RECORDS TO USE
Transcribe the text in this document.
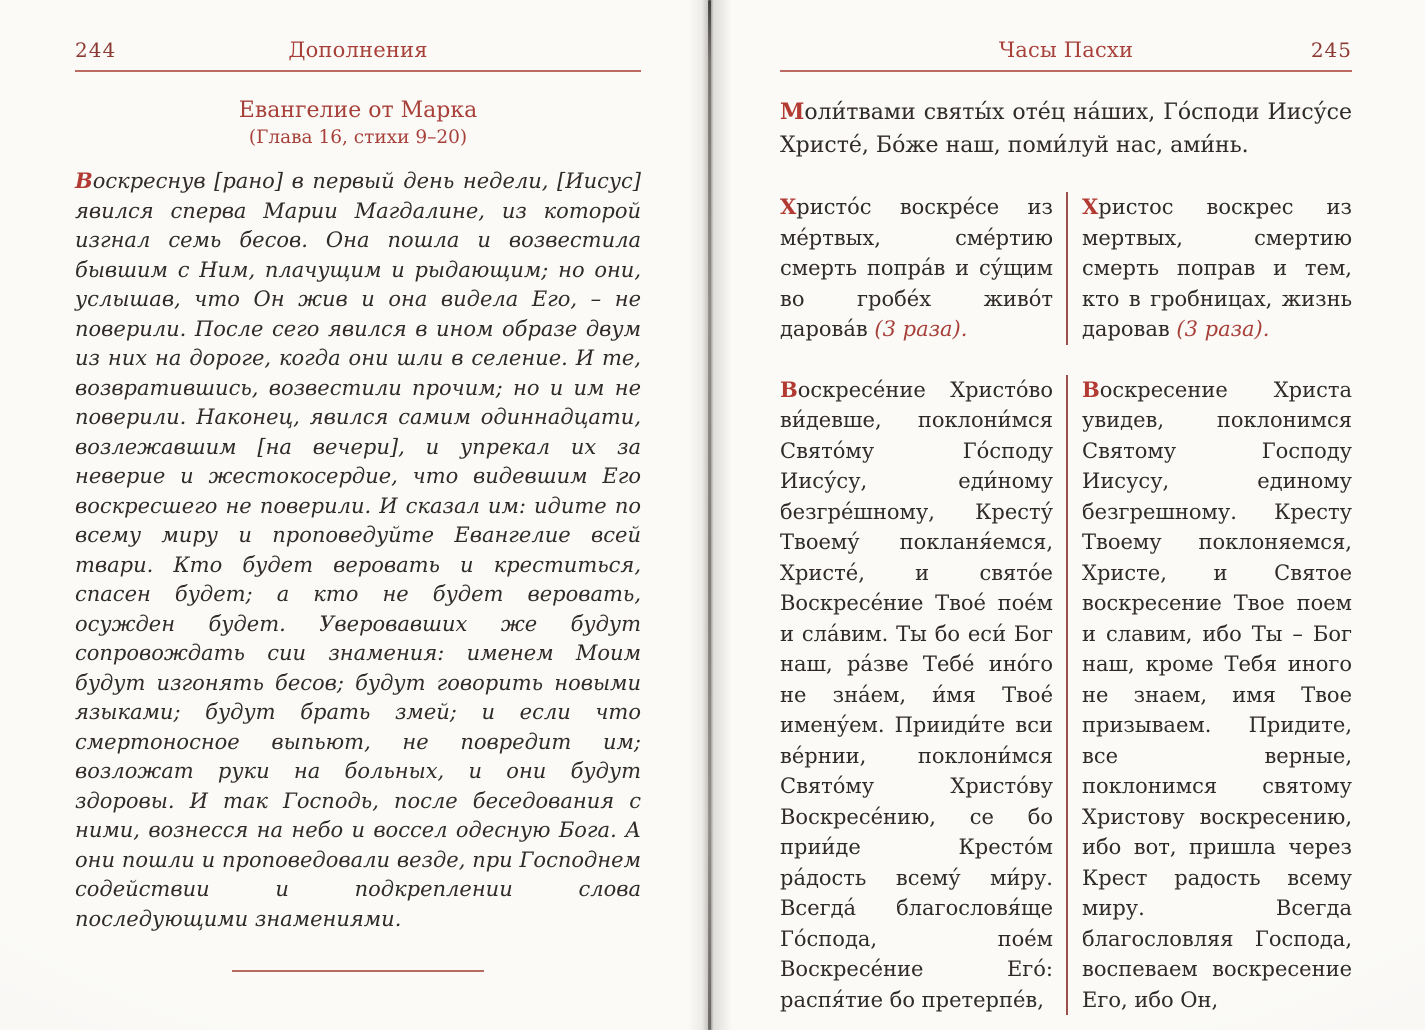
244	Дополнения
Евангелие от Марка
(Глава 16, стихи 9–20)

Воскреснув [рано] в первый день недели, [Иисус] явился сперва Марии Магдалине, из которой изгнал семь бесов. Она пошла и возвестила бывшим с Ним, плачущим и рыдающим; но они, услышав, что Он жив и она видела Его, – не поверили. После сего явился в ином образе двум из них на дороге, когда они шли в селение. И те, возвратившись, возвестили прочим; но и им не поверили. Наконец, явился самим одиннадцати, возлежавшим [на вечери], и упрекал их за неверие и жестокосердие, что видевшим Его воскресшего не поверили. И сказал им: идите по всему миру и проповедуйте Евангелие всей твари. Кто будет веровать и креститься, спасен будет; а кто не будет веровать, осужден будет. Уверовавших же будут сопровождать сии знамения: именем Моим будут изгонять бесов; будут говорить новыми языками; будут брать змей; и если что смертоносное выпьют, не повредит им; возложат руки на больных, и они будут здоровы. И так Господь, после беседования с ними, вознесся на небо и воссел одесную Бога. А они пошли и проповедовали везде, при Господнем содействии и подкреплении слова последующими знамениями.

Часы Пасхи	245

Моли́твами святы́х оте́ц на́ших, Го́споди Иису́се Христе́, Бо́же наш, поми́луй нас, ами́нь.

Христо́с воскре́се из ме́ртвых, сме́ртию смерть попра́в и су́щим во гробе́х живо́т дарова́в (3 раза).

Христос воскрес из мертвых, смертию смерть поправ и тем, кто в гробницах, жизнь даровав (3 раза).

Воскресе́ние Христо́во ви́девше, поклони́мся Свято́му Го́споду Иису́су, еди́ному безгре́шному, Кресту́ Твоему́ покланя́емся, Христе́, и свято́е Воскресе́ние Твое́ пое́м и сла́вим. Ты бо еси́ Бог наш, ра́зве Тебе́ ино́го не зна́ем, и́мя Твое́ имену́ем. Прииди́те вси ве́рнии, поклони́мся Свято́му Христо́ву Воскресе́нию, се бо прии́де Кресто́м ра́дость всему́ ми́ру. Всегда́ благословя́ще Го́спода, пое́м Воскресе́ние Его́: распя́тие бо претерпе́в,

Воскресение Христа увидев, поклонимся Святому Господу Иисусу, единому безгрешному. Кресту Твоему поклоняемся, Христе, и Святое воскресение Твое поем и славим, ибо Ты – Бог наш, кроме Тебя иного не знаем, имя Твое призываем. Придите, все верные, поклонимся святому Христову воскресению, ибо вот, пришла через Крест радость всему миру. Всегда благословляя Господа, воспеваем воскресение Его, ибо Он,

--

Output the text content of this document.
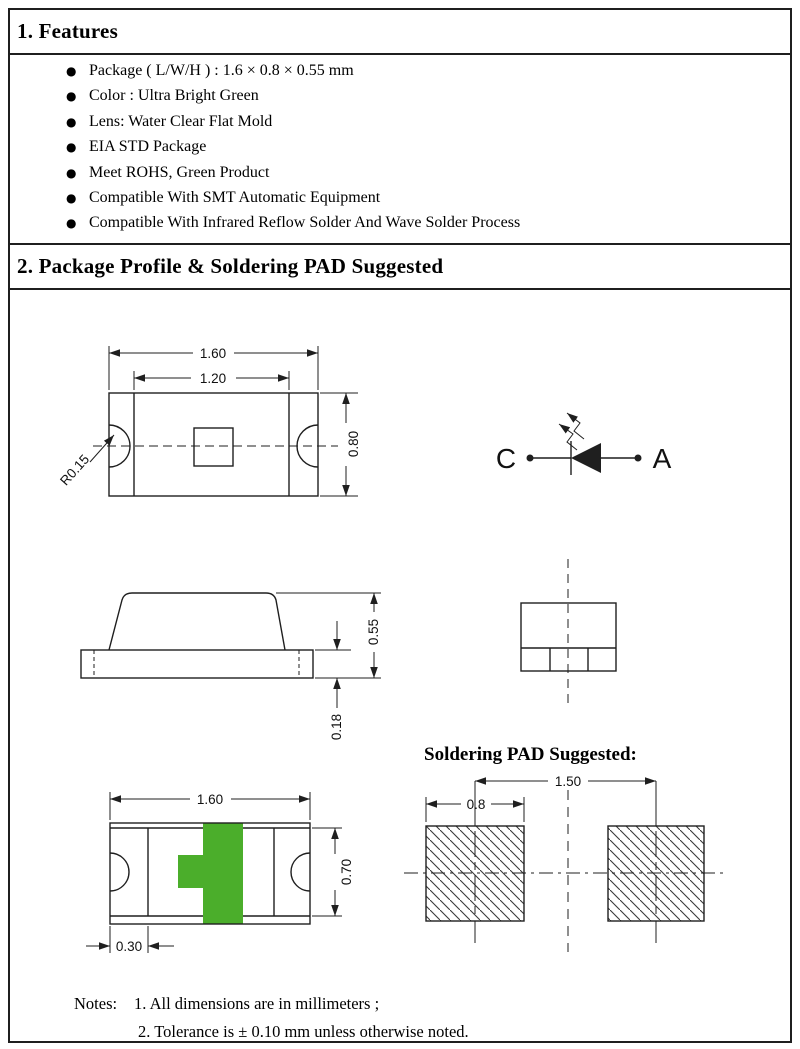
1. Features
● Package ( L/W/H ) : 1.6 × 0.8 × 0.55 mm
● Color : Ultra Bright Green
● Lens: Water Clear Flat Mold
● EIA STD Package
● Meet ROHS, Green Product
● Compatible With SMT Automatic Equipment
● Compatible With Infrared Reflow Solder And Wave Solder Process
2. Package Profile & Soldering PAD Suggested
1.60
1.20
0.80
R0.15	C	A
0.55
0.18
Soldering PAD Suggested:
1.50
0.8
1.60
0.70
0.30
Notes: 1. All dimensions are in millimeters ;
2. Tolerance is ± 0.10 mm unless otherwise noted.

REQUIREMENTS
From the entries above, return each line with the word "смерть" in it.

ANSWER TO THIS TASK
Христо́с воскре́се из ме́ртвых, сме́ртию смерть попра́в и су́щим во гробе́х живо́т дарова́в (3 раза).
Христос воскрес из мертвых, смертию смерть поправ и тем, кто в гробницах, жизнь даровав (3 раза).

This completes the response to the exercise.